***** RECORDS PROVIDED

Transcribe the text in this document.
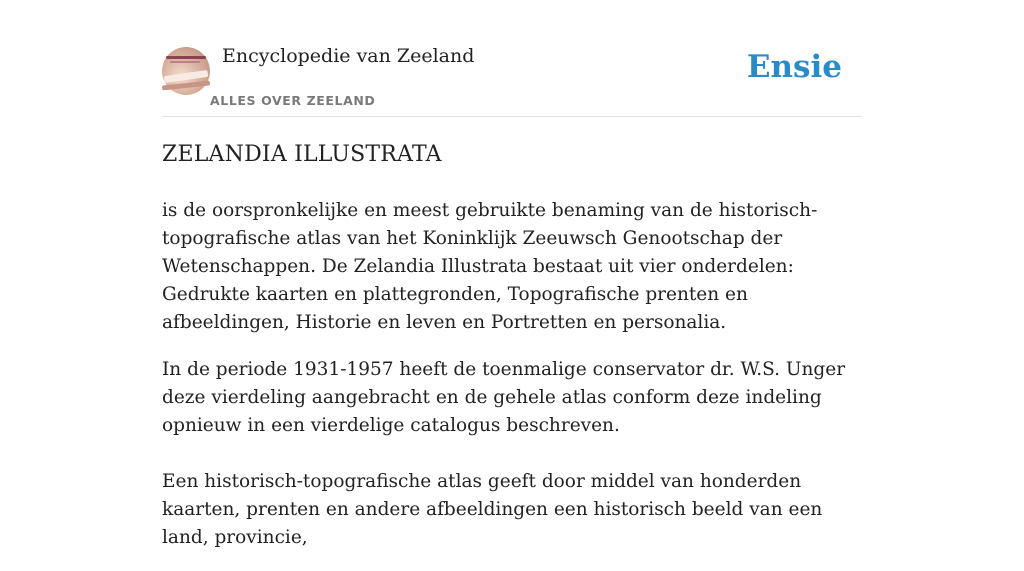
Encyclopedie van Zeeland
ALLES OVER ZEELAND
Ensie
ZELANDIA ILLUSTRATA

is de oorspronkelijke en meest gebruikte benaming van de historisch-topografische atlas van het Koninklijk Zeeuwsch Genootschap der Wetenschappen. De Zelandia Illustrata bestaat uit vier onderdelen: Gedrukte kaarten en plattegronden, Topografische prenten en afbeeldingen, Historie en leven en Portretten en personalia.

In de periode 1931-1957 heeft de toenmalige conservator dr. W.S. Unger deze vierdeling aangebracht en de gehele atlas conform deze indeling opnieuw in een vierdelige catalogus beschreven.

Een historisch-topografische atlas geeft door middel van honderden kaarten, prenten en andere afbeeldingen een historisch beeld van een land, provincie,
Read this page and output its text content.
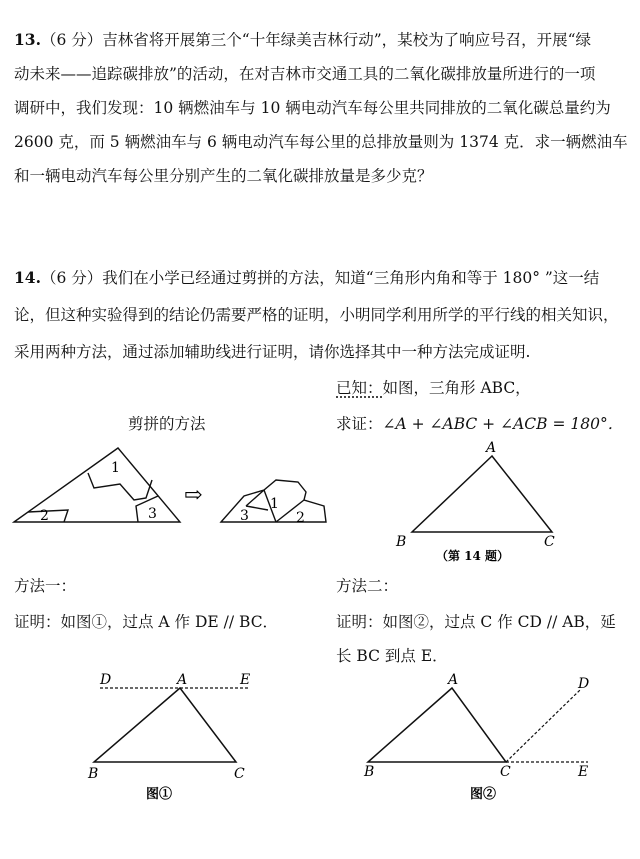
13.（6 分）吉林省将开展第三个“十年绿美吉林行动”，某校为了响应号召，开展“绿
动未来——追踪碳排放”的活动，在对吉林市交通工具的二氧化碳排放量所进行的一项
调研中，我们发现：10 辆燃油车与 10 辆电动汽车每公里共同排放的二氧化碳总量约为
2600 克，而 5 辆燃油车与 6 辆电动汽车每公里的总排放量则为 1374 克．求一辆燃油车
和一辆电动汽车每公里分别产生的二氧化碳排放量是多少克？
14.（6 分）我们在小学已经通过剪拼的方法，知道“三角形内角和等于 180° ”这一结
论，但这种实验得到的结论仍需要严格的证明，小明同学利用所学的平行线的相关知识，
采用两种方法，通过添加辅助线进行证明，请你选择其中一种方法完成证明.
已知：如图，三角形 ABC，
求证：∠A + ∠ABC + ∠ACB = 180°．
剪拼的方法
1
2	3
⇨
3
1
2
A
B	C
（第 14 题）
方法一：	方法二：
证明：如图①，过点 A 作 DE // BC．	证明：如图②，过点 C 作 CD // AB，延
长 BC 到点 E．
D	A	E
B	C
图①
A	D
B	C	E
图②
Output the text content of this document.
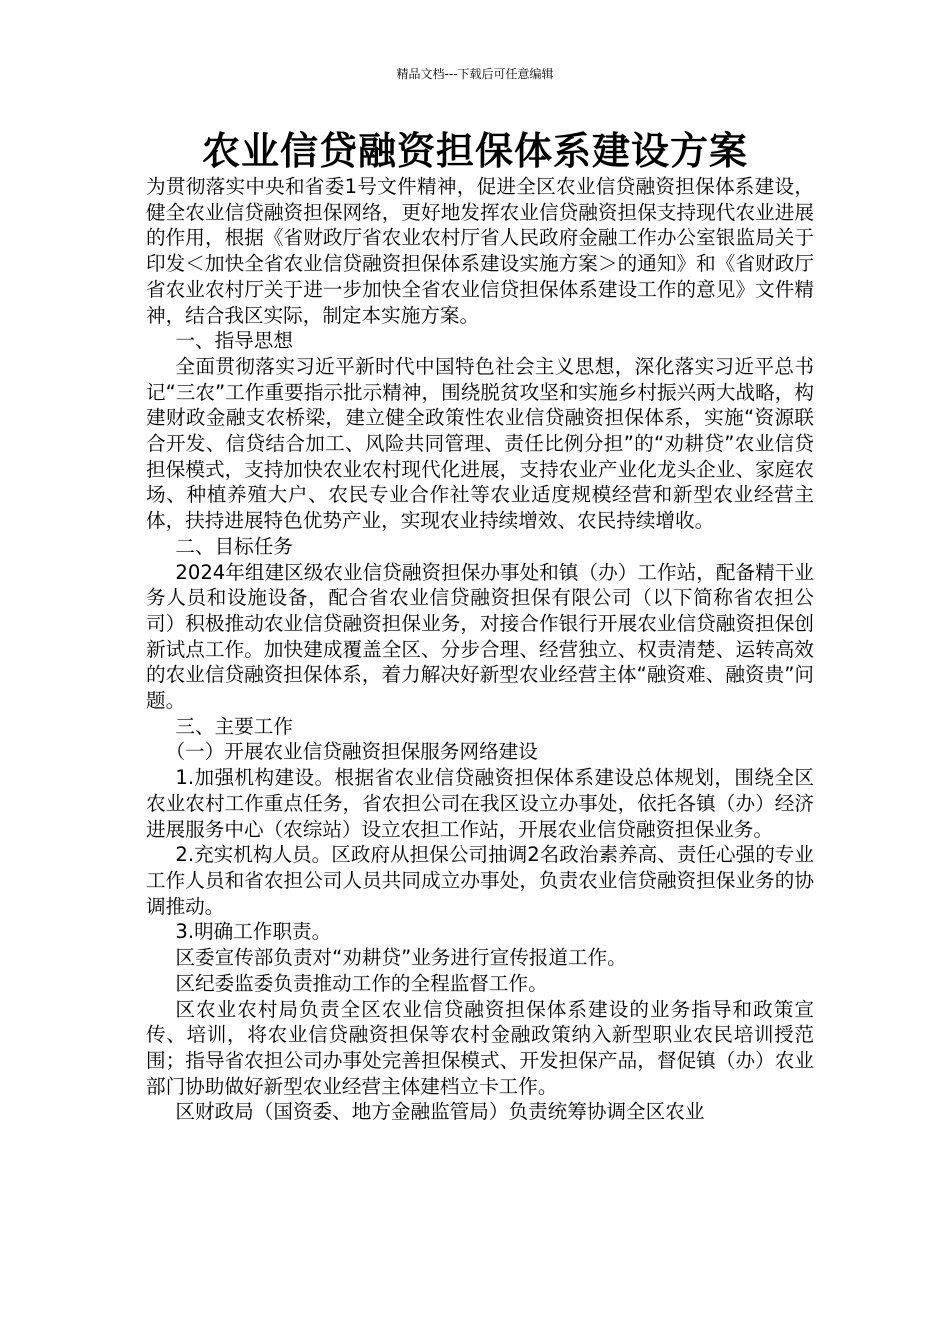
精品文档---下载后可任意编辑
农业信贷融资担保体系建设方案

为贯彻落实中央和省委1号文件精神，促进全区农业信贷融资担保体系建设，健全农业信贷融资担保网络，更好地发挥农业信贷融资担保支持现代农业进展的作用，根据《省财政厅省农业农村厅省人民政府金融工作办公室银监局关于印发＜加快全省农业信贷融资担保体系建设实施方案＞的通知》和《省财政厅省农业农村厅关于进一步加快全省农业信贷担保体系建设工作的意见》文件精神，结合我区实际，制定本实施方案。

一、指导思想

全面贯彻落实习近平新时代中国特色社会主义思想，深化落实习近平总书记“三农”工作重要指示批示精神，围绕脱贫攻坚和实施乡村振兴两大战略，构建财政金融支农桥梁，建立健全政策性农业信贷融资担保体系，实施“资源联合开发、信贷结合加工、风险共同管理、责任比例分担”的“劝耕贷”农业信贷担保模式，支持加快农业农村现代化进展，支持农业产业化龙头企业、家庭农场、种植养殖大户、农民专业合作社等农业适度规模经营和新型农业经营主体，扶持进展特色优势产业，实现农业持续增效、农民持续增收。

二、目标任务

2024年组建区级农业信贷融资担保办事处和镇（办）工作站，配备精干业务人员和设施设备，配合省农业信贷融资担保有限公司（以下简称省农担公司）积极推动农业信贷融资担保业务，对接合作银行开展农业信贷融资担保创新试点工作。加快建成覆盖全区、分步合理、经营独立、权责清楚、运转高效的农业信贷融资担保体系，着力解决好新型农业经营主体“融资难、融资贵”问题。

三、主要工作

（一）开展农业信贷融资担保服务网络建设

1.加强机构建设。根据省农业信贷融资担保体系建设总体规划，围绕全区农业农村工作重点任务，省农担公司在我区设立办事处，依托各镇（办）经济进展服务中心（农综站）设立农担工作站，开展农业信贷融资担保业务。

2.充实机构人员。区政府从担保公司抽调2名政治素养高、责任心强的专业工作人员和省农担公司人员共同成立办事处，负责农业信贷融资担保业务的协调推动。

3.明确工作职责。

区委宣传部负责对“劝耕贷”业务进行宣传报道工作。

区纪委监委负责推动工作的全程监督工作。

区农业农村局负责全区农业信贷融资担保体系建设的业务指导和政策宣传、培训，将农业信贷融资担保等农村金融政策纳入新型职业农民培训授范围；指导省农担公司办事处完善担保模式、开发担保产品，督促镇（办）农业部门协助做好新型农业经营主体建档立卡工作。

区财政局（国资委、地方金融监管局）负责统筹协调全区农业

**********

Pick out and copy the lines of the entries that hold the string "prenten".

*COMPLETE RESPONSE*:
is de oorspronkelijke en meest gebruikte benaming van de historisch-topografische atlas van het Koninklijk Zeeuwsch Genootschap der Wetenschappen. De Zelandia Illustrata bestaat uit vier onderdelen: Gedrukte kaarten en plattegronden, Topografische prenten en afbeeldingen, Historie en leven en Portretten en personalia.
Een historisch-topografische atlas geeft door middel van honderden kaarten, prenten en andere afbeeldingen een historisch beeld van een land, provincie,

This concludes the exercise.